Task instructions => Copy each line of the entries that contains the word "Enumerate".

[Records from a collection]
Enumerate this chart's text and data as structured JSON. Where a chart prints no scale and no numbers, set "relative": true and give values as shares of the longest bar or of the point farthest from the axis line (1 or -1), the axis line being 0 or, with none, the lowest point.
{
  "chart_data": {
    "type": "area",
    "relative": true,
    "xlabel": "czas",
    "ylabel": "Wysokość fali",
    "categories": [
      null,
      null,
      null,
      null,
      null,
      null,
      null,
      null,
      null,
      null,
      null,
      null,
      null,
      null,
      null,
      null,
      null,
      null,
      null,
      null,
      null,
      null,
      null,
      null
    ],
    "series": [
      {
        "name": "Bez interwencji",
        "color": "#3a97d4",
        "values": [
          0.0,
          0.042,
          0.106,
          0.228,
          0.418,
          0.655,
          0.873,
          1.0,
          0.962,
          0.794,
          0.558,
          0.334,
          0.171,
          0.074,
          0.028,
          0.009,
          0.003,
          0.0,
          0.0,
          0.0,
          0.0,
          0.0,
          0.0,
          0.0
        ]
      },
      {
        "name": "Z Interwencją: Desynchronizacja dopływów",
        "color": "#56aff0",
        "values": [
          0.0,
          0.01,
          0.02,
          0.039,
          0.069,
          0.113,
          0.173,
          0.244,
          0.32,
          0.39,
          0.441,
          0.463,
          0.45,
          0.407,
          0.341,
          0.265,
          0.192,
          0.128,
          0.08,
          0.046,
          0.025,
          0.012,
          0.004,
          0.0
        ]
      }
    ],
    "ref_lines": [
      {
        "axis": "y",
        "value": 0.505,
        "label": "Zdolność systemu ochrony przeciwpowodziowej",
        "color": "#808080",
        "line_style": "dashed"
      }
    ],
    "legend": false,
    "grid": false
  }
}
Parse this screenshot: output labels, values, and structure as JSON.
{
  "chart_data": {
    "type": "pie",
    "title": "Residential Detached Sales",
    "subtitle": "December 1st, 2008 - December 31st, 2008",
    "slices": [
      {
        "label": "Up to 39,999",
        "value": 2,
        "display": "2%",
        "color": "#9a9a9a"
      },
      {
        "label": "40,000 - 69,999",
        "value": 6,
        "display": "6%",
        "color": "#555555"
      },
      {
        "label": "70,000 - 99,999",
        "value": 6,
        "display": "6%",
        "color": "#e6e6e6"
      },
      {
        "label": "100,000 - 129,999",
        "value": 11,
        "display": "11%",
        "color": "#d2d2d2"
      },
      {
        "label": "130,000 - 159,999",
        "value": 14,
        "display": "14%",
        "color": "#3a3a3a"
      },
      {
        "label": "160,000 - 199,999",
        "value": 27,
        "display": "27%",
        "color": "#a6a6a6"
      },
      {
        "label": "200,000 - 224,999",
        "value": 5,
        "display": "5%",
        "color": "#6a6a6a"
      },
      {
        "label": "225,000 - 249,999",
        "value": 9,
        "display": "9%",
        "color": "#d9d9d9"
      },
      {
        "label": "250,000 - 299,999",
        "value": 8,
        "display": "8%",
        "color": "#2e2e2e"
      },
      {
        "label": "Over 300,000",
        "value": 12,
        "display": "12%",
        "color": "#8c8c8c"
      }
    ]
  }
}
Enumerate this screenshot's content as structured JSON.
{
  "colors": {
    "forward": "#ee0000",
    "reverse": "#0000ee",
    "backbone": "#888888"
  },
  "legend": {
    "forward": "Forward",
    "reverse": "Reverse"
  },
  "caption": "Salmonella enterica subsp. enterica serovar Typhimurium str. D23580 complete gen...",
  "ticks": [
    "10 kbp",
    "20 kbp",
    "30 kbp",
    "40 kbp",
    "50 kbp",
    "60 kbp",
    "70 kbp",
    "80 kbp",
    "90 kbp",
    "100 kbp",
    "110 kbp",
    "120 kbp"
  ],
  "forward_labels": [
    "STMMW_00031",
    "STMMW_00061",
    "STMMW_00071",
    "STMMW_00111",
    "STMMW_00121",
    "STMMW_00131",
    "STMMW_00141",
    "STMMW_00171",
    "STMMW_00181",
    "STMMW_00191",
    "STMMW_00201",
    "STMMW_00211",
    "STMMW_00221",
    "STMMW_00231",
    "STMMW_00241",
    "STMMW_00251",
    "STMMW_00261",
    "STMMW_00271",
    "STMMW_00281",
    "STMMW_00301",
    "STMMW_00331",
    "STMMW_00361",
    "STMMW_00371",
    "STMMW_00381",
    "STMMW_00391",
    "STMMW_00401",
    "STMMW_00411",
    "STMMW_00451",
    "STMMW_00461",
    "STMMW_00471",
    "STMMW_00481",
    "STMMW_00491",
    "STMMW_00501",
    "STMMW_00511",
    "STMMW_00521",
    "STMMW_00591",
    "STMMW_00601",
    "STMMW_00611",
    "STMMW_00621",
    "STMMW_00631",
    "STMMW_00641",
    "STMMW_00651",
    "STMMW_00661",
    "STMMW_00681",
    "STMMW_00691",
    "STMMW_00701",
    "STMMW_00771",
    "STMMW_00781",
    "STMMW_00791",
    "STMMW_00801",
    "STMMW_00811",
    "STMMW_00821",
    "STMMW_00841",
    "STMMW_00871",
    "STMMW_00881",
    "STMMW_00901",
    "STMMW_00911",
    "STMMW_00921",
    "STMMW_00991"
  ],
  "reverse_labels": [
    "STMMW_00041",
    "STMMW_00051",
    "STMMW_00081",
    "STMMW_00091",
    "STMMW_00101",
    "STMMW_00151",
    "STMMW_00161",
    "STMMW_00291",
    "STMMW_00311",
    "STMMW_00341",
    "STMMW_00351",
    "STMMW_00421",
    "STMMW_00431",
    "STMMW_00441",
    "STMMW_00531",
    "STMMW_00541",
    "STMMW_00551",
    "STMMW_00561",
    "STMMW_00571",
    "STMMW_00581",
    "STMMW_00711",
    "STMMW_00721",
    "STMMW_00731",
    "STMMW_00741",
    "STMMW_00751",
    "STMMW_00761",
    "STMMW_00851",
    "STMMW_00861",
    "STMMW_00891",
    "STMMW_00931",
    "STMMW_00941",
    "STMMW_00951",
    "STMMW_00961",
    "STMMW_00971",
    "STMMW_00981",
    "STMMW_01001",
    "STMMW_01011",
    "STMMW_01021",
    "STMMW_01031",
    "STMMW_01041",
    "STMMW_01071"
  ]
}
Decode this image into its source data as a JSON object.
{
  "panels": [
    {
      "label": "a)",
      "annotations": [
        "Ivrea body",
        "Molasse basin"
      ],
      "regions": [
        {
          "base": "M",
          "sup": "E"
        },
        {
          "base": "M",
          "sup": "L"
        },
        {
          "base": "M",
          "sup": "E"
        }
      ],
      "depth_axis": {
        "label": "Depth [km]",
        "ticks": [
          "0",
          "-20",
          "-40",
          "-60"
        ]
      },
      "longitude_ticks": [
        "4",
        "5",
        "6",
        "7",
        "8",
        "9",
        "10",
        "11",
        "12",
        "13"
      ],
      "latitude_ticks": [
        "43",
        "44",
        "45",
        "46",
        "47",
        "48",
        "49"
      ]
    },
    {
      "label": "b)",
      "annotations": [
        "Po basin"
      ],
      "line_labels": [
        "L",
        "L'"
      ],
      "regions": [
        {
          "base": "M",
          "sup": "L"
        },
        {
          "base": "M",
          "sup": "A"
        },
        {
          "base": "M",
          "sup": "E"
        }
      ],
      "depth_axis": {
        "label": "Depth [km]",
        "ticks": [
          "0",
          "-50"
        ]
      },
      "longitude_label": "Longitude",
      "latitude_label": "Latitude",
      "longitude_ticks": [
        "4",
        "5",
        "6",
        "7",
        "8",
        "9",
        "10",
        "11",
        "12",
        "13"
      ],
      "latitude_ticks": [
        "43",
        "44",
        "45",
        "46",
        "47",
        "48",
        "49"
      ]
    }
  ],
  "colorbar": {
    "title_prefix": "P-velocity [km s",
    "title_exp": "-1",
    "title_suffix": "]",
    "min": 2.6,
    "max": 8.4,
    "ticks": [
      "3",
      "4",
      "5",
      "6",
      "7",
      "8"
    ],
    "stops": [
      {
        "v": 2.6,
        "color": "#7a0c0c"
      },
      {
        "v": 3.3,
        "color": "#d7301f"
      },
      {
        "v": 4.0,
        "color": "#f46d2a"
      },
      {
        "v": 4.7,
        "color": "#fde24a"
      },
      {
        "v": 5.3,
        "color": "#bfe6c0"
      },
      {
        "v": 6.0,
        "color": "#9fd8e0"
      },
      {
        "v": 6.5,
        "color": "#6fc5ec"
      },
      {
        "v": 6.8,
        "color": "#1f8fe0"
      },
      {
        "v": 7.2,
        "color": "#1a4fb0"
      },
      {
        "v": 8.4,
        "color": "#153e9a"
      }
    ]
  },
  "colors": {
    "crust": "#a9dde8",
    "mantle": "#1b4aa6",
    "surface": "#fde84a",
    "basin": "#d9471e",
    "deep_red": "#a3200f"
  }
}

Complete output =>
Enumerate this chart's text and data as structured JSON. Where a chart prints no scale and no numbers, set "relative": true and give values as shares of the longest bar or of the point farthest from the axis line (1 or -1), the axis line being 0 or, with none, the lowest point.
Enumerate this screenshot's content as structured JSON.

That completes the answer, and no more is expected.